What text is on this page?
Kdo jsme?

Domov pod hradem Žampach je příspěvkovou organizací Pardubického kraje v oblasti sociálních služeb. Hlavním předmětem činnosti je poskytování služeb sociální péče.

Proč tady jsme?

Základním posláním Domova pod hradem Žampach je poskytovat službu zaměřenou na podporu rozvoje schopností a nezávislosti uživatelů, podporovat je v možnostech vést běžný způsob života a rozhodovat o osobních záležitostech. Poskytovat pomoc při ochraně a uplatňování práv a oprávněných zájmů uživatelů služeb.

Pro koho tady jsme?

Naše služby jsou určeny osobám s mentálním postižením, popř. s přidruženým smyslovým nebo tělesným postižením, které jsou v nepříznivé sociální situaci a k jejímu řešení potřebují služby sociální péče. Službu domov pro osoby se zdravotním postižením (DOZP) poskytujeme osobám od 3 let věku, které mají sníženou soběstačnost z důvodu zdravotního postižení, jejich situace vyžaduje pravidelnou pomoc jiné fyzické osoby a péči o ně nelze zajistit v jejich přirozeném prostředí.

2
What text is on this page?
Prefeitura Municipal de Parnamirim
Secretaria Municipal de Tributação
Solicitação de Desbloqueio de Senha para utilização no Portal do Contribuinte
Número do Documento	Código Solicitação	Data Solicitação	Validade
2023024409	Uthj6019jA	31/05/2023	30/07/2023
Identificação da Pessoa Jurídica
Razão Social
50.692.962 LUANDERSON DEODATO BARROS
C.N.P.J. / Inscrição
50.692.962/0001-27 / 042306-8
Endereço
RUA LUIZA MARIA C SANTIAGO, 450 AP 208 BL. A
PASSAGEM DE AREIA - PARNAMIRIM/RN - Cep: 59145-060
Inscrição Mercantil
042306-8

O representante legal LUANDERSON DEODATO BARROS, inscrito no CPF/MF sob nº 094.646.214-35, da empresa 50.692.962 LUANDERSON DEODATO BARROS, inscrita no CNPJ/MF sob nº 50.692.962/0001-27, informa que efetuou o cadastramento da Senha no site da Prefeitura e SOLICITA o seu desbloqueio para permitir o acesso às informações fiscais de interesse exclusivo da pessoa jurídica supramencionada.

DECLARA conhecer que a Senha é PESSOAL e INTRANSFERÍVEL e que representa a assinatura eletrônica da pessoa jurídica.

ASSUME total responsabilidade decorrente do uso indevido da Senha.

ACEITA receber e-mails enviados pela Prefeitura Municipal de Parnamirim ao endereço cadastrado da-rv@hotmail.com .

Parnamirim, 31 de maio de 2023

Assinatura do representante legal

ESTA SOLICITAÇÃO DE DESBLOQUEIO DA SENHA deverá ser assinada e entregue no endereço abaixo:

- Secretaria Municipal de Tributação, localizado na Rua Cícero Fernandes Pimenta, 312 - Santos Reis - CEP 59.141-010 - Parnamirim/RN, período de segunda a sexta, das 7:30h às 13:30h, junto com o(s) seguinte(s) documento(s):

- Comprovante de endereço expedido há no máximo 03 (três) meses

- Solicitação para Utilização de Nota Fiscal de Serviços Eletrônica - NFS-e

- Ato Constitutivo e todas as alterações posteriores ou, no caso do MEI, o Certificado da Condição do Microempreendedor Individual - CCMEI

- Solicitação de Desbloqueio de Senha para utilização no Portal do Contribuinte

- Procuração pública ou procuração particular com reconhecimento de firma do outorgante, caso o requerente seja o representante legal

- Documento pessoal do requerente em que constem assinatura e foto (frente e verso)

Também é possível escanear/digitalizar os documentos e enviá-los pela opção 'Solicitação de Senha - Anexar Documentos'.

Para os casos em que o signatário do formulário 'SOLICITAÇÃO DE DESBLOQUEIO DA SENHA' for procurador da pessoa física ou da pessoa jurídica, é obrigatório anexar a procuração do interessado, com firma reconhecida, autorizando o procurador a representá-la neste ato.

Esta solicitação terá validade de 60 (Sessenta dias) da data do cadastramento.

===============

» **GOAL**:
Every entry must be quoted exactly as it appears above.

» **TASK OUTPUT**:
What text is on this page?
Kdo jsme?

Domov pod hradem Žampach je příspěvkovou organizací Pardubického kraje v oblasti sociálních služeb. Hlavním předmětem činnosti je poskytování služeb sociální péče.

Proč tady jsme?

Základním posláním Domova pod hradem Žampach je poskytovat službu zaměřenou na podporu rozvoje schopností a nezávislosti uživatelů, podporovat je v možnostech vést běžný způsob života a rozhodovat o osobních záležitostech. Poskytovat pomoc při ochraně a uplatňování práv a oprávněných zájmů uživatelů služeb.

Pro koho tady jsme?

Naše služby jsou určeny osobám s mentálním postižením, popř. s přidruženým smyslovým nebo tělesným postižením, které jsou v nepříznivé sociální situaci a k jejímu řešení potřebují služby sociální péče. Službu domov pro osoby se zdravotním postižením (DOZP) poskytujeme osobám od 3 let věku, které mají sníženou soběstačnost z důvodu zdravotního postižení, jejich situace vyžaduje pravidelnou pomoc jiné fyzické osoby a péči o ně nelze zajistit v jejich přirozeném prostředí.

2
What text is on this page?
Prefeitura Municipal de Parnamirim
Secretaria Municipal de Tributação
Solicitação de Desbloqueio de Senha para utilização no Portal do Contribuinte
Número do Documento	Código Solicitação	Data Solicitação	Validade
2023024409	Uthj6019jA	31/05/2023	30/07/2023
Identificação da Pessoa Jurídica
Razão Social
50.692.962 LUANDERSON DEODATO BARROS
C.N.P.J. / Inscrição
50.692.962/0001-27 / 042306-8
Endereço
RUA LUIZA MARIA C SANTIAGO, 450 AP 208 BL. A
PASSAGEM DE AREIA - PARNAMIRIM/RN - Cep: 59145-060
Inscrição Mercantil
042306-8

O representante legal LUANDERSON DEODATO BARROS, inscrito no CPF/MF sob nº 094.646.214-35, da empresa 50.692.962 LUANDERSON DEODATO BARROS, inscrita no CNPJ/MF sob nº 50.692.962/0001-27, informa que efetuou o cadastramento da Senha no site da Prefeitura e SOLICITA o seu desbloqueio para permitir o acesso às informações fiscais de interesse exclusivo da pessoa jurídica supramencionada.

DECLARA conhecer que a Senha é PESSOAL e INTRANSFERÍVEL e que representa a assinatura eletrônica da pessoa jurídica.

ASSUME total responsabilidade decorrente do uso indevido da Senha.

ACEITA receber e-mails enviados pela Prefeitura Municipal de Parnamirim ao endereço cadastrado da-rv@hotmail.com .

Parnamirim, 31 de maio de 2023

Assinatura do representante legal

ESTA SOLICITAÇÃO DE DESBLOQUEIO DA SENHA deverá ser assinada e entregue no endereço abaixo:

- Secretaria Municipal de Tributação, localizado na Rua Cícero Fernandes Pimenta, 312 - Santos Reis - CEP 59.141-010 - Parnamirim/RN, período de segunda a sexta, das 7:30h às 13:30h, junto com o(s) seguinte(s) documento(s):

- Comprovante de endereço expedido há no máximo 03 (três) meses

- Solicitação para Utilização de Nota Fiscal de Serviços Eletrônica - NFS-e

- Ato Constitutivo e todas as alterações posteriores ou, no caso do MEI, o Certificado da Condição do Microempreendedor Individual - CCMEI

- Solicitação de Desbloqueio de Senha para utilização no Portal do Contribuinte

- Procuração pública ou procuração particular com reconhecimento de firma do outorgante, caso o requerente seja o representante legal

- Documento pessoal do requerente em que constem assinatura e foto (frente e verso)

Também é possível escanear/digitalizar os documentos e enviá-los pela opção 'Solicitação de Senha - Anexar Documentos'.

Para os casos em que o signatário do formulário 'SOLICITAÇÃO DE DESBLOQUEIO DA SENHA' for procurador da pessoa física ou da pessoa jurídica, é obrigatório anexar a procuração do interessado, com firma reconhecida, autorizando o procurador a representá-la neste ato.

Esta solicitação terá validade de 60 (Sessenta dias) da data do cadastramento.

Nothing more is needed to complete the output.